━━━ Given information

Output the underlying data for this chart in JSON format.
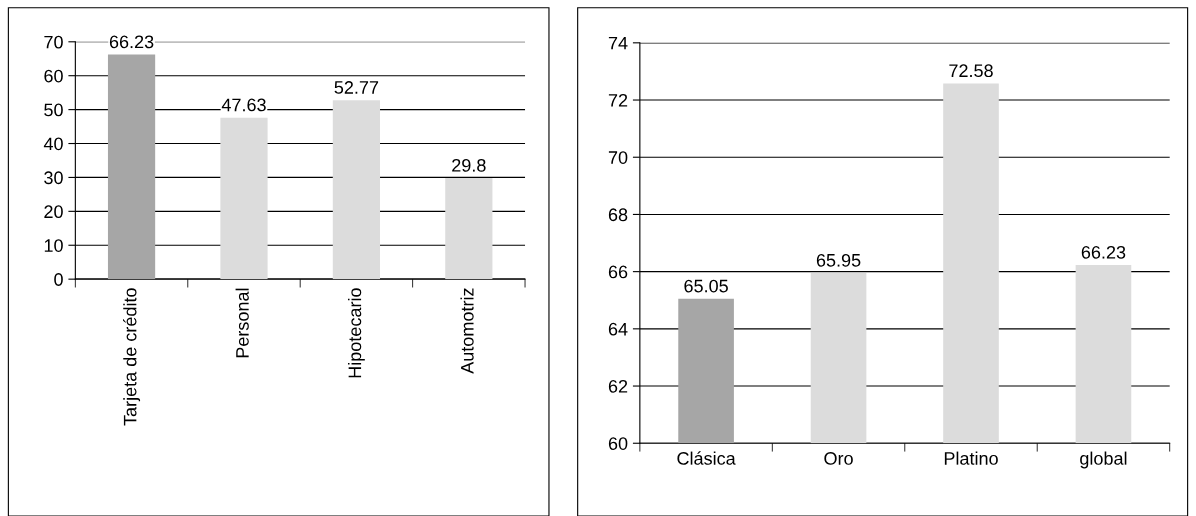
{
  "chart_data": [
    {
      "type": "bar",
      "categories": [
        "Tarjeta de crédito",
        "Personal",
        "Hipotecario",
        "Automotriz"
      ],
      "values": [
        66.23,
        47.63,
        52.77,
        29.8
      ],
      "colors": [
        "#a6a6a6",
        "#dcdcdc",
        "#dcdcdc",
        "#dcdcdc"
      ],
      "ylim": [
        0,
        70
      ],
      "yticks": [
        0,
        10,
        20,
        30,
        40,
        50,
        60,
        70
      ],
      "grid": "y",
      "data_labels": true
    },
    {
      "type": "bar",
      "categories": [
        "Clásica",
        "Oro",
        "Platino",
        "global"
      ],
      "values": [
        65.05,
        65.95,
        72.58,
        66.23
      ],
      "colors": [
        "#a6a6a6",
        "#dcdcdc",
        "#dcdcdc",
        "#dcdcdc"
      ],
      "ylim": [
        60,
        74
      ],
      "yticks": [
        60,
        62,
        64,
        66,
        68,
        70,
        72,
        74
      ],
      "grid": "y",
      "data_labels": true
    }
  ]
}
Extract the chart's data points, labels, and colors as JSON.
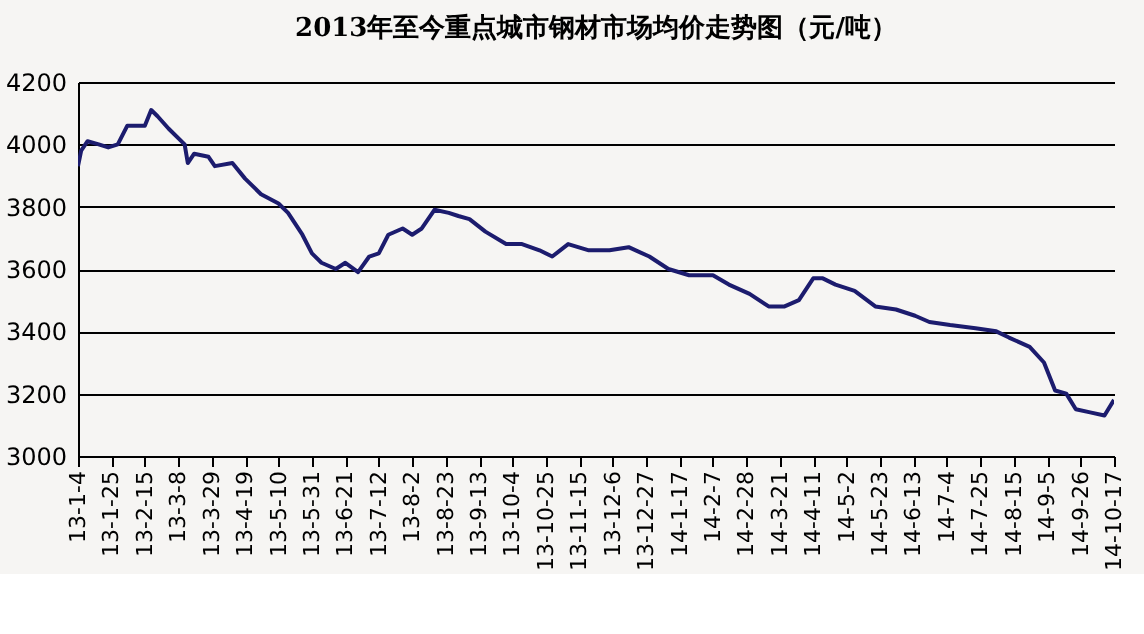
{
  "chart_data": {
    "type": "line",
    "title": "2013年至今重点城市钢材市场均价走势图（元/吨）",
    "x": [
      "2013-01-04",
      "2013-01-06",
      "2013-01-10",
      "2013-01-17",
      "2013-01-23",
      "2013-01-29",
      "2013-02-04",
      "2013-02-15",
      "2013-02-19",
      "2013-02-23",
      "2013-03-02",
      "2013-03-12",
      "2013-03-14",
      "2013-03-18",
      "2013-03-27",
      "2013-03-31",
      "2013-04-11",
      "2013-04-19",
      "2013-04-29",
      "2013-05-10",
      "2013-05-16",
      "2013-05-25",
      "2013-05-31",
      "2013-06-06",
      "2013-06-15",
      "2013-06-21",
      "2013-06-29",
      "2013-07-06",
      "2013-07-12",
      "2013-07-18",
      "2013-07-27",
      "2013-08-02",
      "2013-08-08",
      "2013-08-16",
      "2013-08-25",
      "2013-08-31",
      "2013-09-07",
      "2013-09-17",
      "2013-09-30",
      "2013-10-10",
      "2013-10-21",
      "2013-10-29",
      "2013-11-08",
      "2013-11-21",
      "2013-12-04",
      "2013-12-16",
      "2013-12-29",
      "2014-01-10",
      "2014-01-23",
      "2014-02-07",
      "2014-02-17",
      "2014-03-02",
      "2014-03-14",
      "2014-03-24",
      "2014-04-02",
      "2014-04-11",
      "2014-04-17",
      "2014-04-25",
      "2014-05-07",
      "2014-05-20",
      "2014-06-02",
      "2014-06-14",
      "2014-06-23",
      "2014-07-06",
      "2014-07-22",
      "2014-08-04",
      "2014-08-12",
      "2014-08-25",
      "2014-09-03",
      "2014-09-10",
      "2014-09-17",
      "2014-09-23",
      "2014-10-02",
      "2014-10-11",
      "2014-10-17"
    ],
    "series": [
      {
        "color": "#1c1c6e",
        "values": [
          3930,
          3980,
          4010,
          4000,
          3990,
          4000,
          4060,
          4060,
          4110,
          4090,
          4050,
          4000,
          3940,
          3970,
          3960,
          3930,
          3940,
          3890,
          3840,
          3810,
          3780,
          3710,
          3650,
          3620,
          3600,
          3620,
          3590,
          3640,
          3650,
          3710,
          3730,
          3710,
          3730,
          3790,
          3780,
          3770,
          3760,
          3720,
          3680,
          3680,
          3660,
          3640,
          3680,
          3660,
          3660,
          3670,
          3640,
          3600,
          3580,
          3580,
          3550,
          3520,
          3480,
          3480,
          3500,
          3570,
          3570,
          3550,
          3530,
          3480,
          3470,
          3450,
          3430,
          3420,
          3410,
          3400,
          3380,
          3350,
          3300,
          3210,
          3200,
          3150,
          3140,
          3130,
          3180
        ]
      }
    ],
    "ylim": [
      3000,
      4200
    ],
    "yticks": [
      3000,
      3200,
      3400,
      3600,
      3800,
      4000,
      4200
    ],
    "xlim": [
      "2013-01-04",
      "2014-10-17"
    ],
    "xticks": [
      {
        "value": "2013-01-04",
        "label": "13-1-4"
      },
      {
        "value": "2013-01-25",
        "label": "13-1-25"
      },
      {
        "value": "2013-02-15",
        "label": "13-2-15"
      },
      {
        "value": "2013-03-08",
        "label": "13-3-8"
      },
      {
        "value": "2013-03-29",
        "label": "13-3-29"
      },
      {
        "value": "2013-04-19",
        "label": "13-4-19"
      },
      {
        "value": "2013-05-10",
        "label": "13-5-10"
      },
      {
        "value": "2013-05-31",
        "label": "13-5-31"
      },
      {
        "value": "2013-06-21",
        "label": "13-6-21"
      },
      {
        "value": "2013-07-12",
        "label": "13-7-12"
      },
      {
        "value": "2013-08-02",
        "label": "13-8-2"
      },
      {
        "value": "2013-08-23",
        "label": "13-8-23"
      },
      {
        "value": "2013-09-13",
        "label": "13-9-13"
      },
      {
        "value": "2013-10-04",
        "label": "13-10-4"
      },
      {
        "value": "2013-10-25",
        "label": "13-10-25"
      },
      {
        "value": "2013-11-15",
        "label": "13-11-15"
      },
      {
        "value": "2013-12-06",
        "label": "13-12-6"
      },
      {
        "value": "2013-12-27",
        "label": "13-12-27"
      },
      {
        "value": "2014-01-17",
        "label": "14-1-17"
      },
      {
        "value": "2014-02-07",
        "label": "14-2-7"
      },
      {
        "value": "2014-02-28",
        "label": "14-2-28"
      },
      {
        "value": "2014-03-21",
        "label": "14-3-21"
      },
      {
        "value": "2014-04-11",
        "label": "14-4-11"
      },
      {
        "value": "2014-05-02",
        "label": "14-5-2"
      },
      {
        "value": "2014-05-23",
        "label": "14-5-23"
      },
      {
        "value": "2014-06-13",
        "label": "14-6-13"
      },
      {
        "value": "2014-07-04",
        "label": "14-7-4"
      },
      {
        "value": "2014-07-25",
        "label": "14-7-25"
      },
      {
        "value": "2014-08-15",
        "label": "14-8-15"
      },
      {
        "value": "2014-09-05",
        "label": "14-9-5"
      },
      {
        "value": "2014-09-26",
        "label": "14-9-26"
      },
      {
        "value": "2014-10-17",
        "label": "14-10-17"
      }
    ],
    "grid": "y",
    "marker": "none",
    "line_style": "solid"
  }
}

━━━━━━

> Exercise details: Exact duplication of all the records is required; pictures are omitted from the copy.

> Answer for the task:
Output the underlying data for this chart in JSON format.
{
  "chart_data": [
    {
      "type": "bar",
      "categories": [
        "Tarjeta de crédito",
        "Personal",
        "Hipotecario",
        "Automotriz"
      ],
      "values": [
        66.23,
        47.63,
        52.77,
        29.8
      ],
      "colors": [
        "#a6a6a6",
        "#dcdcdc",
        "#dcdcdc",
        "#dcdcdc"
      ],
      "ylim": [
        0,
        70
      ],
      "yticks": [
        0,
        10,
        20,
        30,
        40,
        50,
        60,
        70
      ],
      "grid": "y",
      "data_labels": true
    },
    {
      "type": "bar",
      "categories": [
        "Clásica",
        "Oro",
        "Platino",
        "global"
      ],
      "values": [
        65.05,
        65.95,
        72.58,
        66.23
      ],
      "colors": [
        "#a6a6a6",
        "#dcdcdc",
        "#dcdcdc",
        "#dcdcdc"
      ],
      "ylim": [
        60,
        74
      ],
      "yticks": [
        60,
        62,
        64,
        66,
        68,
        70,
        72,
        74
      ],
      "grid": "y",
      "data_labels": true
    }
  ]
}
Extract the chart's data points, labels, and colors as JSON.
{
  "chart_data": {
    "type": "line",
    "title": "2013年至今重点城市钢材市场均价走势图（元/吨）",
    "x": [
      "2013-01-04",
      "2013-01-06",
      "2013-01-10",
      "2013-01-17",
      "2013-01-23",
      "2013-01-29",
      "2013-02-04",
      "2013-02-15",
      "2013-02-19",
      "2013-02-23",
      "2013-03-02",
      "2013-03-12",
      "2013-03-14",
      "2013-03-18",
      "2013-03-27",
      "2013-03-31",
      "2013-04-11",
      "2013-04-19",
      "2013-04-29",
      "2013-05-10",
      "2013-05-16",
      "2013-05-25",
      "2013-05-31",
      "2013-06-06",
      "2013-06-15",
      "2013-06-21",
      "2013-06-29",
      "2013-07-06",
      "2013-07-12",
      "2013-07-18",
      "2013-07-27",
      "2013-08-02",
      "2013-08-08",
      "2013-08-16",
      "2013-08-25",
      "2013-08-31",
      "2013-09-07",
      "2013-09-17",
      "2013-09-30",
      "2013-10-10",
      "2013-10-21",
      "2013-10-29",
      "2013-11-08",
      "2013-11-21",
      "2013-12-04",
      "2013-12-16",
      "2013-12-29",
      "2014-01-10",
      "2014-01-23",
      "2014-02-07",
      "2014-02-17",
      "2014-03-02",
      "2014-03-14",
      "2014-03-24",
      "2014-04-02",
      "2014-04-11",
      "2014-04-17",
      "2014-04-25",
      "2014-05-07",
      "2014-05-20",
      "2014-06-02",
      "2014-06-14",
      "2014-06-23",
      "2014-07-06",
      "2014-07-22",
      "2014-08-04",
      "2014-08-12",
      "2014-08-25",
      "2014-09-03",
      "2014-09-10",
      "2014-09-17",
      "2014-09-23",
      "2014-10-02",
      "2014-10-11",
      "2014-10-17"
    ],
    "series": [
      {
        "color": "#1c1c6e",
        "values": [
          3930,
          3980,
          4010,
          4000,
          3990,
          4000,
          4060,
          4060,
          4110,
          4090,
          4050,
          4000,
          3940,
          3970,
          3960,
          3930,
          3940,
          3890,
          3840,
          3810,
          3780,
          3710,
          3650,
          3620,
          3600,
          3620,
          3590,
          3640,
          3650,
          3710,
          3730,
          3710,
          3730,
          3790,
          3780,
          3770,
          3760,
          3720,
          3680,
          3680,
          3660,
          3640,
          3680,
          3660,
          3660,
          3670,
          3640,
          3600,
          3580,
          3580,
          3550,
          3520,
          3480,
          3480,
          3500,
          3570,
          3570,
          3550,
          3530,
          3480,
          3470,
          3450,
          3430,
          3420,
          3410,
          3400,
          3380,
          3350,
          3300,
          3210,
          3200,
          3150,
          3140,
          3130,
          3180
        ]
      }
    ],
    "ylim": [
      3000,
      4200
    ],
    "yticks": [
      3000,
      3200,
      3400,
      3600,
      3800,
      4000,
      4200
    ],
    "xlim": [
      "2013-01-04",
      "2014-10-17"
    ],
    "xticks": [
      {
        "value": "2013-01-04",
        "label": "13-1-4"
      },
      {
        "value": "2013-01-25",
        "label": "13-1-25"
      },
      {
        "value": "2013-02-15",
        "label": "13-2-15"
      },
      {
        "value": "2013-03-08",
        "label": "13-3-8"
      },
      {
        "value": "2013-03-29",
        "label": "13-3-29"
      },
      {
        "value": "2013-04-19",
        "label": "13-4-19"
      },
      {
        "value": "2013-05-10",
        "label": "13-5-10"
      },
      {
        "value": "2013-05-31",
        "label": "13-5-31"
      },
      {
        "value": "2013-06-21",
        "label": "13-6-21"
      },
      {
        "value": "2013-07-12",
        "label": "13-7-12"
      },
      {
        "value": "2013-08-02",
        "label": "13-8-2"
      },
      {
        "value": "2013-08-23",
        "label": "13-8-23"
      },
      {
        "value": "2013-09-13",
        "label": "13-9-13"
      },
      {
        "value": "2013-10-04",
        "label": "13-10-4"
      },
      {
        "value": "2013-10-25",
        "label": "13-10-25"
      },
      {
        "value": "2013-11-15",
        "label": "13-11-15"
      },
      {
        "value": "2013-12-06",
        "label": "13-12-6"
      },
      {
        "value": "2013-12-27",
        "label": "13-12-27"
      },
      {
        "value": "2014-01-17",
        "label": "14-1-17"
      },
      {
        "value": "2014-02-07",
        "label": "14-2-7"
      },
      {
        "value": "2014-02-28",
        "label": "14-2-28"
      },
      {
        "value": "2014-03-21",
        "label": "14-3-21"
      },
      {
        "value": "2014-04-11",
        "label": "14-4-11"
      },
      {
        "value": "2014-05-02",
        "label": "14-5-2"
      },
      {
        "value": "2014-05-23",
        "label": "14-5-23"
      },
      {
        "value": "2014-06-13",
        "label": "14-6-13"
      },
      {
        "value": "2014-07-04",
        "label": "14-7-4"
      },
      {
        "value": "2014-07-25",
        "label": "14-7-25"
      },
      {
        "value": "2014-08-15",
        "label": "14-8-15"
      },
      {
        "value": "2014-09-05",
        "label": "14-9-5"
      },
      {
        "value": "2014-09-26",
        "label": "14-9-26"
      },
      {
        "value": "2014-10-17",
        "label": "14-10-17"
      }
    ],
    "grid": "y",
    "marker": "none",
    "line_style": "solid"
  }
}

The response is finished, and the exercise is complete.